[START OF DATA SHOWN]

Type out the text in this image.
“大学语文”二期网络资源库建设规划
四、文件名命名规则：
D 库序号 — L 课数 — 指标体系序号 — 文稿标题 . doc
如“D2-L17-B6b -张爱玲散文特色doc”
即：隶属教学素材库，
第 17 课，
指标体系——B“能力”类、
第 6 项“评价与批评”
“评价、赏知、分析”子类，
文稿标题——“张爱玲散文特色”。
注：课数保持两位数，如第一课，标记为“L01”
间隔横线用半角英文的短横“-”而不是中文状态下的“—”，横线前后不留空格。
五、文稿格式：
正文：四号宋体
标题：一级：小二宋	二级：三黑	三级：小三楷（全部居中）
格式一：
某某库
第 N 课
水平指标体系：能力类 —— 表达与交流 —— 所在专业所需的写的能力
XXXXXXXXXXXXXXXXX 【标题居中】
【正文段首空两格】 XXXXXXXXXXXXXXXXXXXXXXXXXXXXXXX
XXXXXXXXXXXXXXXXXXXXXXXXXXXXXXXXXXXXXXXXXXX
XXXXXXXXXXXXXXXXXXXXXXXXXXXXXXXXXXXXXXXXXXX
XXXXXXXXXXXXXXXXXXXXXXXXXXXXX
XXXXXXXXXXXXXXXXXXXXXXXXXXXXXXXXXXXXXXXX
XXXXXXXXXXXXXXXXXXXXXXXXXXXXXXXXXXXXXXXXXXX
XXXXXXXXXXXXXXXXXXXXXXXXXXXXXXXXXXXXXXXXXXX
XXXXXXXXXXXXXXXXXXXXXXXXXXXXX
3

[END OF DATA SHOWN]

== YOUR TASK ==
Repeat the data above exactly.

== FINAL ANSWER ==
Type out the text in this image.
“大学语文”二期网络资源库建设规划
四、文件名命名规则：
D 库序号 — L 课数 — 指标体系序号 — 文稿标题 . doc
如“D2-L17-B6b -张爱玲散文特色doc”
即：隶属教学素材库，
第 17 课，
指标体系——B“能力”类、
第 6 项“评价与批评”
“评价、赏知、分析”子类，
文稿标题——“张爱玲散文特色”。
注：课数保持两位数，如第一课，标记为“L01”
间隔横线用半角英文的短横“-”而不是中文状态下的“—”，横线前后不留空格。
五、文稿格式：
正文：四号宋体
标题：一级：小二宋	二级：三黑	三级：小三楷（全部居中）
格式一：
某某库
第 N 课
水平指标体系：能力类 —— 表达与交流 —— 所在专业所需的写的能力
XXXXXXXXXXXXXXXXX 【标题居中】
【正文段首空两格】 XXXXXXXXXXXXXXXXXXXXXXXXXXXXXXX
XXXXXXXXXXXXXXXXXXXXXXXXXXXXXXXXXXXXXXXXXXX
XXXXXXXXXXXXXXXXXXXXXXXXXXXXXXXXXXXXXXXXXXX
XXXXXXXXXXXXXXXXXXXXXXXXXXXXX
XXXXXXXXXXXXXXXXXXXXXXXXXXXXXXXXXXXXXXXX
XXXXXXXXXXXXXXXXXXXXXXXXXXXXXXXXXXXXXXXXXXX
XXXXXXXXXXXXXXXXXXXXXXXXXXXXXXXXXXXXXXXXXXX
XXXXXXXXXXXXXXXXXXXXXXXXXXXXX
3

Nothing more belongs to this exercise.